EXERCISES TO COMPLETE:
#1 In the piece about Burg Rheinstein below, in what year did Prince Friedrich Wilhelm Ludwig buy the castle?
#2 Please use the Burg Rheinstein article below to explain the likely cause of the occasional shaking of pictures on the castle walls, in one to three sentences.

PASSAGE GIVEN:
= = =

Cornelia Hecher doesn't believe in ghosts.
Not really, that is.
It's a mind-set that helps her sleep at night, a belief that enables her to walk the grounds of her centuries-old home on a moonless night without her heart racing.
For nearly 30 years, Hecher, 50, has lived with her family at Burg Rheinstein, a striking hilltop castle built about A.D. 900 on a rock above the Rhine River in the Lorelei Valley in Germany. With the passing last spring of her father-in-law, the former opera singer Hermann Hecher, she and her husband, Markus, are the castle's primary caretakers. They open the castle to the public 10 months of the year.
I first visited Burg Rheinstein a year ago in October as part of a trip to the Rhine with RTT Travel at Ramstein Air Base. Visitors take a self-guided tour through various rooms, presented to look how the castle appeared during the time of Prince Friedrich Wilhelm Ludwig, who bought the castle in 1823. A fan of the Middle Ages, Friedrich added many medieval features to the castle, such as a drawbridge and drop gate. The prince is buried in the castle crypt, along with two of his family members.
What made the visit most memorable was a moment standing in the castle tower's creaky spiral stairwell with my daughter, then 6. We heard what sounded like a woman singing, a high-pitched, faint, pleasant voice. It could have been someone on the tour, but we were the only ones in the stairwell and we didn't hear it again. As we were leaving, one of the Hechers - I think it was Cornelia Hecher - mentioned something about ghosts in the castle.
My daughter and I immediately thought of the singing.
I tell this to Hecher now, a year later, on a recent visit to the castle.
"We always make jokes about ghosts," she laughs.
If people ask, she said, "we like to say we live in harmony with the ghosts of the castle." If something in the castle turns up missing, "we say ‘this was our ghost.' "
But kidding aside, she likes to believe there are no ghosts "because I live here in the castle and I can't be afraid of ghosts."
Most times, she and her husband can find a logical explanation for strange happenings. The occasional shaking of pictures on the wall might be frightful to some, but a level head would figure out that the phenomenon is most likely due to a ship passing on the Rhine below, its vibrations going into the castle's rock, then into the walls, she said.
She can't say for sure why a few years ago, around midnight, one of the motion-detecting lights in the castle tower kept going on and off. Two cats, Riesling and Pinot, added to the family last summer, solved a recent mice problem.

= = =

DATASET ROWS:
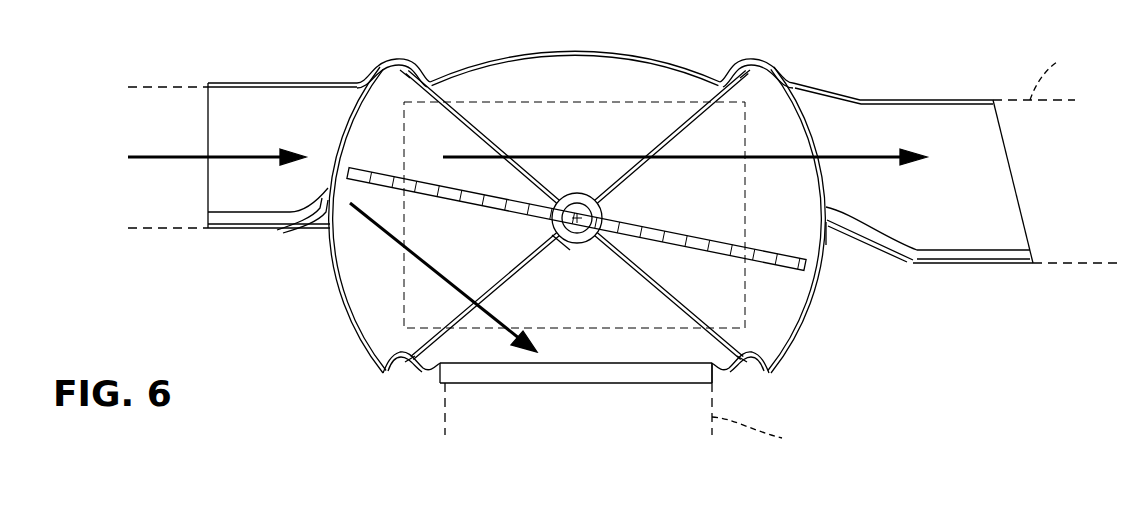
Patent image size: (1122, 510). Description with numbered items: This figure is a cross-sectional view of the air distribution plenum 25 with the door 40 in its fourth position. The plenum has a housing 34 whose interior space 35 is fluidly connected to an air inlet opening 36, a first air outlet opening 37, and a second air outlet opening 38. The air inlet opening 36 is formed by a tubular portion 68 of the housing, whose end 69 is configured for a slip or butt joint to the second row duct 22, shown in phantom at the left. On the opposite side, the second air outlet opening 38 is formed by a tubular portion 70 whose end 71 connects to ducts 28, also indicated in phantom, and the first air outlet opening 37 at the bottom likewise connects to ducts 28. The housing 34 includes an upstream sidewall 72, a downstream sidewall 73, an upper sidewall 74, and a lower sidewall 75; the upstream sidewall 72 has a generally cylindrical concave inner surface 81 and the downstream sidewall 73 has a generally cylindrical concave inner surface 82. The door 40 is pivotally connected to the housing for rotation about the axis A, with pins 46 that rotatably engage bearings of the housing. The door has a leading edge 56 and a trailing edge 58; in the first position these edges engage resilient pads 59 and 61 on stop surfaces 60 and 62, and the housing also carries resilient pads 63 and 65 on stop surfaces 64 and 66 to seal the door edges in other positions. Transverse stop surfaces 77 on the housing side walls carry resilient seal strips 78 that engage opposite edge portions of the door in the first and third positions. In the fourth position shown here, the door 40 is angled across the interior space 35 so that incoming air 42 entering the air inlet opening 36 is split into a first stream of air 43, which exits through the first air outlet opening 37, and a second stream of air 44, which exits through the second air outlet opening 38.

The second row duct 22 is at (170, 83).
The end of tubular portion 69 is at (208, 100).
The air inlet opening 36 is at (228, 131).
The tubular portion 68 is at (233, 232).
The leading edge 56 is at (320, 224).
The upstream sidewall 72 is at (330, 257).
The air 42 is at (187, 160).
The resilient pad or strip 63 is at (390, 62).
The stop surface 64 is at (378, 68).
The interior space 35 is at (538, 88).
The concave inner surface 81 is at (343, 295).
The downstream sidewall 73 is at (818, 287).
The concave inner surface 82 is at (808, 318).
The housing 34 is at (562, 50).
The upper sidewall 74 is at (595, 53).
The stop surface 62 is at (766, 66).
The resilient pad or strip 61 is at (775, 75).
The air distribution plenum 25 is at (861, 95).
The ducts 28 is at (782, 246).
The second air outlet opening 38 is at (970, 136).
The end of tubular portion 71 is at (1028, 222).
The tubular portion 70 is at (950, 268).
The trailing edge 58 is at (829, 242).
The second stream of air 44 is at (868, 163).
The first air outlet opening 37 is at (585, 345).
The resilient pad or strip 59 is at (385, 366).
The stop surface 60 is at (383, 382).
The resilient pad or strip 65 is at (788, 353).
The stop surface 66 is at (770, 362).
The lower sidewall 75 is at (723, 375).
The pins 46 is at (572, 250).
The transverse stop surfaces 77 is at (382, 130).
The resilient seal strips 78 is at (380, 113).
The door 40 is at (677, 223).
The axis A is at (610, 200).
The first stream of air 43 is at (383, 323).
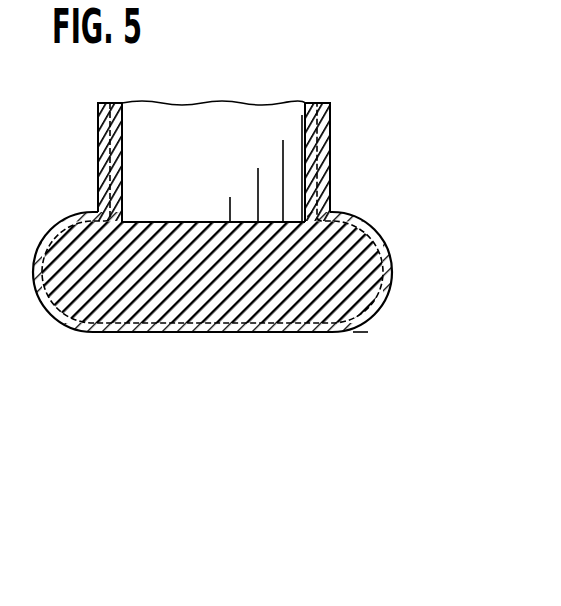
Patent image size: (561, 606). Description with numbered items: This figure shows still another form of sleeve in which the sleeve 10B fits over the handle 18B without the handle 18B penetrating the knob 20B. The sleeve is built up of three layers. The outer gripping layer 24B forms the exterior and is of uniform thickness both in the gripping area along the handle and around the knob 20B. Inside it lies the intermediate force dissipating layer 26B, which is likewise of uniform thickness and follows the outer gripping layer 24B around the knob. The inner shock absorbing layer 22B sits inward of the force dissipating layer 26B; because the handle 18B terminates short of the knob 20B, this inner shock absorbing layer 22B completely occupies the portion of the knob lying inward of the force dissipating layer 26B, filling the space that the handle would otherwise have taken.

The sleeve 10B is at (340, 118).
The handle 18B is at (270, 164).
The knob 20B is at (391, 292).
The inner shock absorbing layer 22B is at (186, 285).
The outer gripping layer 24B is at (323, 331).
The intermediate force dissipating layer 26B is at (378, 232).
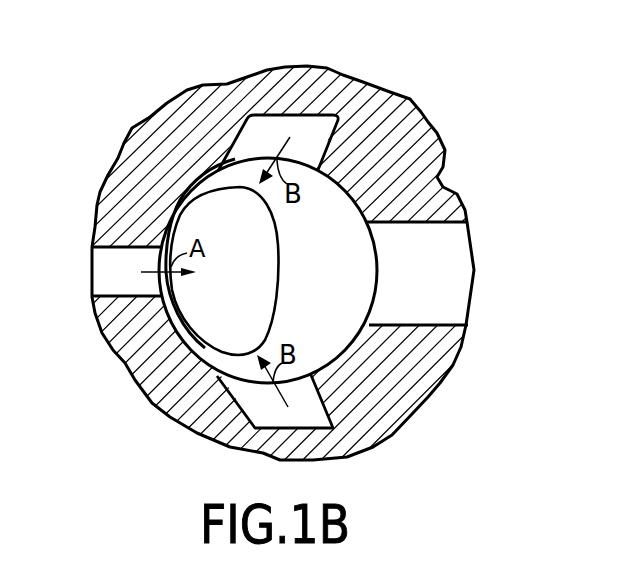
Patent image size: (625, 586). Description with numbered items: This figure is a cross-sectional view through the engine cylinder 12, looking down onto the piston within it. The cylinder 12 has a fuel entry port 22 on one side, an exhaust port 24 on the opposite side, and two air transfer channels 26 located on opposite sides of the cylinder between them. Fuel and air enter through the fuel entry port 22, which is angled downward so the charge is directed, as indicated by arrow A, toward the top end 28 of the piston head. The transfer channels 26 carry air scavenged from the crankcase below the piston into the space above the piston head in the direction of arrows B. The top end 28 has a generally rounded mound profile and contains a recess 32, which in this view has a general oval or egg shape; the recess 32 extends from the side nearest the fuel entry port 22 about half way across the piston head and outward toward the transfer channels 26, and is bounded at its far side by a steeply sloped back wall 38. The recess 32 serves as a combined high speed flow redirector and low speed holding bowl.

The cylinder 12 is at (398, 100).
The fuel entry port 22 is at (92, 278).
The exhaust port 24 is at (460, 283).
The air transfer channels 26 is at (306, 123).
The top end of the piston head 28 is at (339, 257).
The recess 32 is at (186, 322).
The back wall 38 is at (270, 270).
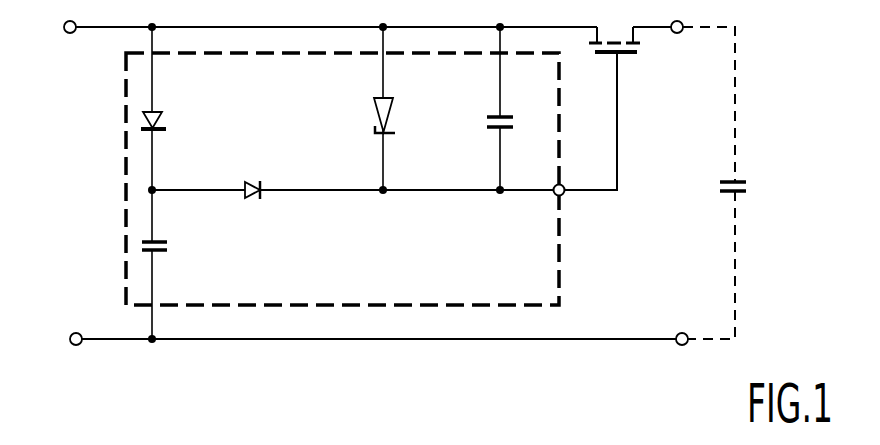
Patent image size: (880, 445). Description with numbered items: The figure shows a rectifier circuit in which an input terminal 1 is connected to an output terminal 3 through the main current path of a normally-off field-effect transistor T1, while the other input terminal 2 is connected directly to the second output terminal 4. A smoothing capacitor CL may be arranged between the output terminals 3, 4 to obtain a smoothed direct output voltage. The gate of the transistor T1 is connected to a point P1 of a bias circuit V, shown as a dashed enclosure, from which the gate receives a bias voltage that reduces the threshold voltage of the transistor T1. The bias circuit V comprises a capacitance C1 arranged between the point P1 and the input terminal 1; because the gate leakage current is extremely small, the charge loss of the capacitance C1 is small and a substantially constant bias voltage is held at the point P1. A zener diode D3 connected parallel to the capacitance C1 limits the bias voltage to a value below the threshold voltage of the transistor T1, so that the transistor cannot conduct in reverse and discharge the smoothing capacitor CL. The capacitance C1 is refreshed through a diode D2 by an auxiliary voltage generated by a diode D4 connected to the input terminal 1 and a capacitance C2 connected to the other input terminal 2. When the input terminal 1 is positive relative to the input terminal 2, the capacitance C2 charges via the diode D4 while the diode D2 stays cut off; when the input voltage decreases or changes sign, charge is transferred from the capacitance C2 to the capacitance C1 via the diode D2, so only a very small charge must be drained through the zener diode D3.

The input terminal 1 is at (77, 37).
The other input terminal 2 is at (80, 320).
The output terminal 3 is at (683, 36).
The second output terminal 4 is at (688, 317).
The bias circuit V is at (569, 288).
The smoothing capacitor CL is at (747, 188).
The normally-off field-effect transistor T1 is at (637, 49).
The diode D4 is at (162, 124).
The zener diode D3 is at (374, 106).
The diode D2 is at (252, 173).
The capacitance C1 is at (487, 122).
The capacitance C2 is at (167, 249).
The point P1 is at (566, 200).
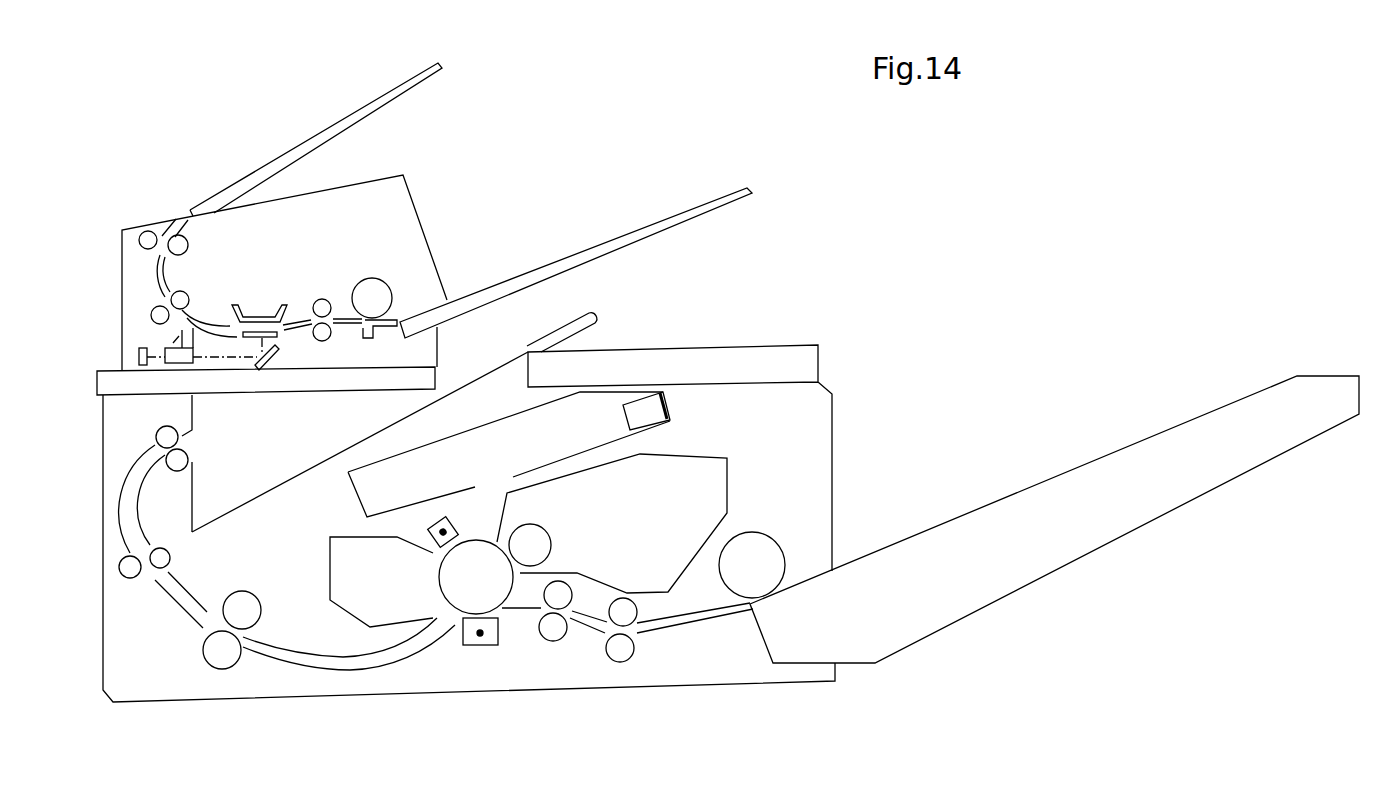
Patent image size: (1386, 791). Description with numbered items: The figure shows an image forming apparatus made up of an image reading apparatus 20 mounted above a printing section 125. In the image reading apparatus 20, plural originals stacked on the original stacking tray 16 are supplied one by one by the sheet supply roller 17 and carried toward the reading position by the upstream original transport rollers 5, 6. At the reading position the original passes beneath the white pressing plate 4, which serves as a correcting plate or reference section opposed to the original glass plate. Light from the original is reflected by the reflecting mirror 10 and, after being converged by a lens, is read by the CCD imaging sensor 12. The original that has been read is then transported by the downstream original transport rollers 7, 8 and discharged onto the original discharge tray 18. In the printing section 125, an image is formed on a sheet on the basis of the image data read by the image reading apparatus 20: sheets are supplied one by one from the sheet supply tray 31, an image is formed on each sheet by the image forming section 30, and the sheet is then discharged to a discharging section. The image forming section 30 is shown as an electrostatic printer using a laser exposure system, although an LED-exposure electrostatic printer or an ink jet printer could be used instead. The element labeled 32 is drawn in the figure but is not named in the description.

= = =

RESPONSES TO THE TASKS:
#1 1823

#2 The shaking is most likely caused by a ship passing on the Rhine below the castle. Its vibrations travel into the castle's rock and then into the walls.